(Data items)
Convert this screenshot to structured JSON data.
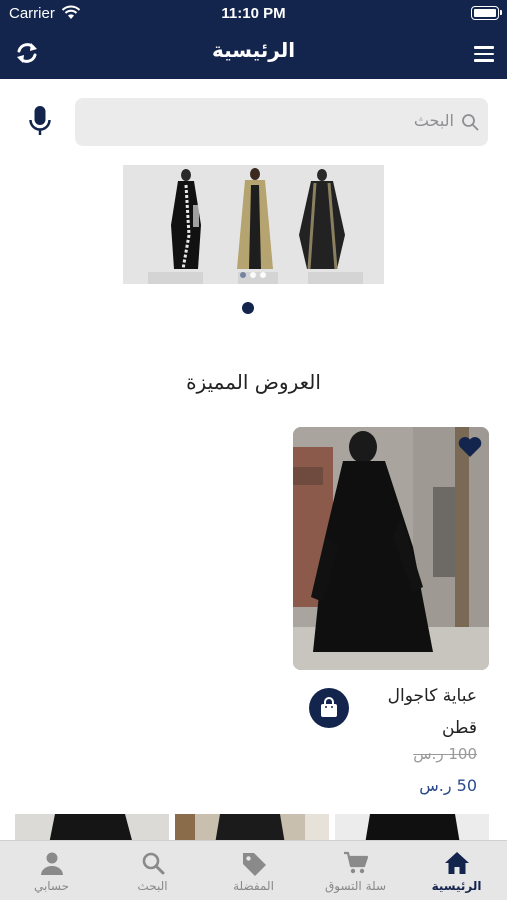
{
  "status_bar": {
    "carrier": "Carrier",
    "time": "11:10 PM"
  },
  "header": {
    "title": "الرئيسية",
    "refresh_icon": "refresh-icon",
    "menu_icon": "hamburger-menu-icon"
  },
  "search": {
    "placeholder": "البحث",
    "mic_icon": "microphone-icon",
    "search_icon": "search-icon"
  },
  "banner": {
    "slide_count": 1,
    "active_slide": 1
  },
  "featured": {
    "title": "العروض المميزة",
    "products": [
      {
        "name_line1": "عباية كاجوال",
        "name_line2": "قطن",
        "old_price": "100 ر.س",
        "new_price": "50 ر.س"
      }
    ]
  },
  "tabbar": {
    "items": [
      {
        "label": "الرئيسية",
        "icon": "home-icon",
        "active": true
      },
      {
        "label": "سلة التسوق",
        "icon": "cart-icon",
        "active": false
      },
      {
        "label": "المفضلة",
        "icon": "tag-icon",
        "active": false
      },
      {
        "label": "البحث",
        "icon": "search-icon",
        "active": false
      },
      {
        "label": "حسابي",
        "icon": "person-icon",
        "active": false
      }
    ]
  },
  "colors": {
    "brand": "#14254d",
    "price": "#2a4a8c"
  }
}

> _Requirement_: Print the records word for word and exclude any picture they hold.

> _The completed task_:
Convert this screenshot to structured JSON data.
{
  "status_bar": {
    "carrier": "Carrier",
    "time": "11:10 PM"
  },
  "header": {
    "title": "الرئيسية",
    "refresh_icon": "refresh-icon",
    "menu_icon": "hamburger-menu-icon"
  },
  "search": {
    "placeholder": "البحث",
    "mic_icon": "microphone-icon",
    "search_icon": "search-icon"
  },
  "banner": {
    "slide_count": 1,
    "active_slide": 1
  },
  "featured": {
    "title": "العروض المميزة",
    "products": [
      {
        "name_line1": "عباية كاجوال",
        "name_line2": "قطن",
        "old_price": "100 ر.س",
        "new_price": "50 ر.س"
      }
    ]
  },
  "tabbar": {
    "items": [
      {
        "label": "الرئيسية",
        "icon": "home-icon",
        "active": true
      },
      {
        "label": "سلة التسوق",
        "icon": "cart-icon",
        "active": false
      },
      {
        "label": "المفضلة",
        "icon": "tag-icon",
        "active": false
      },
      {
        "label": "البحث",
        "icon": "search-icon",
        "active": false
      },
      {
        "label": "حسابي",
        "icon": "person-icon",
        "active": false
      }
    ]
  },
  "colors": {
    "brand": "#14254d",
    "price": "#2a4a8c"
  }
}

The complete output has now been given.